QUESTIONS ON THE MATERIAL:
1. According to the text on bayakou, in what year did Port-au-Prince open its first sewage treatment plant?
2. Extend the text on bayakou, picking up right after its final sentence.

DOCUMENT EXTRACT:
= Bayakou (trade) =

A bayakou is a sanitation worker who works to empty the fecal sludge out of pit latrines in Haiti, especially in larger cities, such as Port-au-Prince. The word bayakou comes from Haitian Creole. Bayakou are subjected to social stigma for their work in manually emptying septic tanks and pit latrines.

The more general term used for this kind of undignified practice, particularly in India, is "manual scavenging". Proper emptying of pit latrines is part of a city-wide fecal sludge management concept.

== Background ==
Port-au-Prince, with close to 3 million residents, is one of the largest cities in the world without a sewer system. Sinks, showers and toilets have no connection to a central sewage treatment plant. Most of the city uses septic tanks and pit latrines. Port-au-Prince finally opened its first sewage treatment plant, Morne a Cabrit, in 2012 with a second, unfinished plant mostly abandoned.

==Description==
Because of the lack of infrastructure for sewage removal, the city turns to other means. The bayakou in Port-au-Prince are paid to come annually to empty the pits of full pit latrines.

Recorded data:
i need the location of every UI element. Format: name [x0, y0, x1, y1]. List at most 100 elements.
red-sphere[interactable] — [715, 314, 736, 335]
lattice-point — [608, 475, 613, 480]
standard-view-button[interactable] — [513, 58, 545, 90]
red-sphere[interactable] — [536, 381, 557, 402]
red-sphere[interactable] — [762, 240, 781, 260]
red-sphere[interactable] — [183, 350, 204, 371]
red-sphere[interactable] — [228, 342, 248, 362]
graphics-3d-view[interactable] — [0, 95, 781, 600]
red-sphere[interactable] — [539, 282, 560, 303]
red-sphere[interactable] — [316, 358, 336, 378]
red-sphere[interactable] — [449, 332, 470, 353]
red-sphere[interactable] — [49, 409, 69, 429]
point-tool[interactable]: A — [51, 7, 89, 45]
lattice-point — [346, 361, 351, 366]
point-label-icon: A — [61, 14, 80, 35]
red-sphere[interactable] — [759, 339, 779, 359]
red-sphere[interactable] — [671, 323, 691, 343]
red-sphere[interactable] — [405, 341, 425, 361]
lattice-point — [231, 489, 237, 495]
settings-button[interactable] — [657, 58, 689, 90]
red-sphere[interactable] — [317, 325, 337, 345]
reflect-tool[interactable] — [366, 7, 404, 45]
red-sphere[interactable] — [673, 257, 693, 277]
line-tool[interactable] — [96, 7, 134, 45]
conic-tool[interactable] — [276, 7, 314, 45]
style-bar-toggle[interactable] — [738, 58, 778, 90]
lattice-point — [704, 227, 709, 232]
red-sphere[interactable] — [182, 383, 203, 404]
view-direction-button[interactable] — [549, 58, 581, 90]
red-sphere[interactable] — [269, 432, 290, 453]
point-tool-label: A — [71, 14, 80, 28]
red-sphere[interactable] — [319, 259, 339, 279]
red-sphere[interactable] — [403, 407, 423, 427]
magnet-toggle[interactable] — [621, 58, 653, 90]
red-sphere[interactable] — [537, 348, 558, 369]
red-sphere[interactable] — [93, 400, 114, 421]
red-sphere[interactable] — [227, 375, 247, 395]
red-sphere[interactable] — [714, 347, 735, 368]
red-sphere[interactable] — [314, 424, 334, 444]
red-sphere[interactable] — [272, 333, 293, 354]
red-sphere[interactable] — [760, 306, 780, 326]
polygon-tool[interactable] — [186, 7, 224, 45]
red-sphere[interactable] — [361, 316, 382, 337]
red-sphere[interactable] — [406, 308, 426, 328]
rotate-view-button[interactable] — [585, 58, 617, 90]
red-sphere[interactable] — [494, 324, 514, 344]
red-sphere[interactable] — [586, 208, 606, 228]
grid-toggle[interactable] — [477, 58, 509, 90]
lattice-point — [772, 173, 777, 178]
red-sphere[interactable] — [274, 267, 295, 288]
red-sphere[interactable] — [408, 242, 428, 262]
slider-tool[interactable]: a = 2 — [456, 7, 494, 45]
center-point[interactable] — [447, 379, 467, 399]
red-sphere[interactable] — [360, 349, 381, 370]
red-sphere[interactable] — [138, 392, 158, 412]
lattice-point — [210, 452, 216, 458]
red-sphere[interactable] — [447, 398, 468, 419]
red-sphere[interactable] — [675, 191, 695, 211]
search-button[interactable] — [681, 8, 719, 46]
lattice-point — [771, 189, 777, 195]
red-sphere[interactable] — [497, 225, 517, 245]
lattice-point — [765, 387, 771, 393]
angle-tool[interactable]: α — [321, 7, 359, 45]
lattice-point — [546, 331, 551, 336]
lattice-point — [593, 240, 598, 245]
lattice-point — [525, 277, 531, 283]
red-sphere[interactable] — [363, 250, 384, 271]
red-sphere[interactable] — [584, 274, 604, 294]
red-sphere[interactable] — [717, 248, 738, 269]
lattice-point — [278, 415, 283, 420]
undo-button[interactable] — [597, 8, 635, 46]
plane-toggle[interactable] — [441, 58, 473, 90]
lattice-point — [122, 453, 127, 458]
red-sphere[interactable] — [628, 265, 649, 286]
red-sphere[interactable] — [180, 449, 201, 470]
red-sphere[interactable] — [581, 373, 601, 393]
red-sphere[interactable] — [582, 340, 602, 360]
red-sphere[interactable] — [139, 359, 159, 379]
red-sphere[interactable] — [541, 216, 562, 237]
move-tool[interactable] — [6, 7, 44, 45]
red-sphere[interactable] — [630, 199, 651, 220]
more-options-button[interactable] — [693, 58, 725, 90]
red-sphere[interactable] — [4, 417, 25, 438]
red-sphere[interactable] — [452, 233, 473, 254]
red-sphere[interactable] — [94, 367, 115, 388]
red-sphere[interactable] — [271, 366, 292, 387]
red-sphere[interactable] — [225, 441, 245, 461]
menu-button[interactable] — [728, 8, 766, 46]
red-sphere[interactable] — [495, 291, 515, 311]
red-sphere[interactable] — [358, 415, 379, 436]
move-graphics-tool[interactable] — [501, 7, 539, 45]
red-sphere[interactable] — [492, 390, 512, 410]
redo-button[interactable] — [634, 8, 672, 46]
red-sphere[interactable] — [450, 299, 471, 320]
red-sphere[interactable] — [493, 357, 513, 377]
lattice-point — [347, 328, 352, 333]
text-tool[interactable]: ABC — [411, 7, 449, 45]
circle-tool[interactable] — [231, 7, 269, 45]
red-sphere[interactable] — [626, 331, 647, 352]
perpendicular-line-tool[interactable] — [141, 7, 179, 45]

ANSWERS PER TASK:
1. Port-au-Prince opened its first sewage treatment plant, Morne a Cabrit, in 2012.

2.
Bayakou use plastic buckets to empty pit latrines during the night. The bayakou work as a crew. One part of the bayakou team climbs through the toilet's squat hole into the pit under the latrine and fills the bucket. Then the person in the pit hands the bucket up to another crew-member. The human waste is put into sacks and placed into a wheelbarrow which a third person carts away. The waste is normally dumped on the ground, ravines or sometimes into vacuum trucks run by private companies who will take the waste to the treatment plant. Dumping waste anywhere other than in a treatment plant is illegal. Some bayakou have been arrested for transporting waste.

Before entering the pit, bayakou pour floor cleaner into the pit in order to soften the fecal sludge. Many bayakou clean the pit in the nude because the filth in the latrines will ruin their clothes and protective gear. Hazards of the job include injury from objects thrown into latrines and exposure to infectious diseases such as cholera.

Bayakou and their families also face social stigma for working with human waste.